Saved entries
━━━━━━━━━━━━━━━━
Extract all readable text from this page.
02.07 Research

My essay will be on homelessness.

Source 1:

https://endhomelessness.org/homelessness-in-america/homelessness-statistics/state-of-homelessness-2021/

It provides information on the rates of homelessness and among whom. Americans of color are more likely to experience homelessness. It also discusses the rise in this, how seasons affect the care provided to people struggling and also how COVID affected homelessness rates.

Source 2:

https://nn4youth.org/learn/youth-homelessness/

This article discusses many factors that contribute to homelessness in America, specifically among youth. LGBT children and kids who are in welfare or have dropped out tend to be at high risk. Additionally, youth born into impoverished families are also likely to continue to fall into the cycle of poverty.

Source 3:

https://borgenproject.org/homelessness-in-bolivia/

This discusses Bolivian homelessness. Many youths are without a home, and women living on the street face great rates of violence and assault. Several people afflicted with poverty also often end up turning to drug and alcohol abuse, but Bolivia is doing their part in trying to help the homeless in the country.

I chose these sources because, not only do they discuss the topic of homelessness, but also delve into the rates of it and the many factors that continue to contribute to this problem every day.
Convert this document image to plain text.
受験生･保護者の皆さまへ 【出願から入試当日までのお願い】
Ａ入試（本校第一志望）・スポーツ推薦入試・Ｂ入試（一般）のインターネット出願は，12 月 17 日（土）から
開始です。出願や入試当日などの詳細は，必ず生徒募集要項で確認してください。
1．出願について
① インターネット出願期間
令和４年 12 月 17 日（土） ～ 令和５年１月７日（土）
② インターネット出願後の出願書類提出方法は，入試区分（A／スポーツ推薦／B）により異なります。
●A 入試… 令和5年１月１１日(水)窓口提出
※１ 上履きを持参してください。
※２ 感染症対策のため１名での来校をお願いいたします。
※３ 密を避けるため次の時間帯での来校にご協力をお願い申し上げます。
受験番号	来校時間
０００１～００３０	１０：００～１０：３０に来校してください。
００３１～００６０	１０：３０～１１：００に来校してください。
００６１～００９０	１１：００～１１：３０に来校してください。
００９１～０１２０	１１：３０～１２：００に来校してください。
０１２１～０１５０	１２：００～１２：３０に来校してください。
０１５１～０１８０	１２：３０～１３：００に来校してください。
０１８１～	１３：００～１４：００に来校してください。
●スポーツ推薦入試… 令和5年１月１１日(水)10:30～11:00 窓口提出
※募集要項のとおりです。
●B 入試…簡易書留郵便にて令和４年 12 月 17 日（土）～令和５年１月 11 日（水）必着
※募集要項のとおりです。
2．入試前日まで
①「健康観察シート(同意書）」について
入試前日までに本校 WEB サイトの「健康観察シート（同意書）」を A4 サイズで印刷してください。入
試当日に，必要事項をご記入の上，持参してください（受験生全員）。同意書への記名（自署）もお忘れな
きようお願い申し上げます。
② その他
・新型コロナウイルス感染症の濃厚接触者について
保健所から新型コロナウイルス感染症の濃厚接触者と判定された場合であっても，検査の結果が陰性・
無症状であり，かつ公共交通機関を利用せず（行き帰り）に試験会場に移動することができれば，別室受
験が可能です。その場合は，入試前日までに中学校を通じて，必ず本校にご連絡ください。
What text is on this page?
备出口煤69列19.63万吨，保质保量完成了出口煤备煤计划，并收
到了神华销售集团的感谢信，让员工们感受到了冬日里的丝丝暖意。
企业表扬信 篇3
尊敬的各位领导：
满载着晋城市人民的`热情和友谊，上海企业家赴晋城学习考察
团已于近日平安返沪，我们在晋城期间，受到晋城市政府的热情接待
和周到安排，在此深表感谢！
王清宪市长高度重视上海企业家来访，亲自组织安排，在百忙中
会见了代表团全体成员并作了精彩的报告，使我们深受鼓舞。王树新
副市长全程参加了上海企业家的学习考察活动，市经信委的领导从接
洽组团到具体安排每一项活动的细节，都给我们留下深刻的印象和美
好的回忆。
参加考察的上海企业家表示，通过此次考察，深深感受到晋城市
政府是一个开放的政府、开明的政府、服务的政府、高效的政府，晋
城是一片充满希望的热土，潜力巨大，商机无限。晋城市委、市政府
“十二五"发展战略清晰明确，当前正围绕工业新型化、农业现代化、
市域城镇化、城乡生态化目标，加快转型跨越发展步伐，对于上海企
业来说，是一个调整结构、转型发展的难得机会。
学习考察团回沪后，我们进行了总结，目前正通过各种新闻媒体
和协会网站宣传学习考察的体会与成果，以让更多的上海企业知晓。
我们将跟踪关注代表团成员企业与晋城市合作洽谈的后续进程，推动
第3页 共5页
━━━━━━━━━━━━━━━━
Written task: Reproduce each line of the material containing the word "that".

Exercise output:
This article discusses many factors that contribute to homelessness in America, specifically among youth. LGBT children and kids who are in welfare or have dropped out tend to be at high risk. Additionally, youth born into impoverished families are also likely to continue to fall into the cycle of poverty.
I chose these sources because, not only do they discuss the topic of homelessness, but also delve into the rates of it and the many factors that continue to contribute to this problem every day.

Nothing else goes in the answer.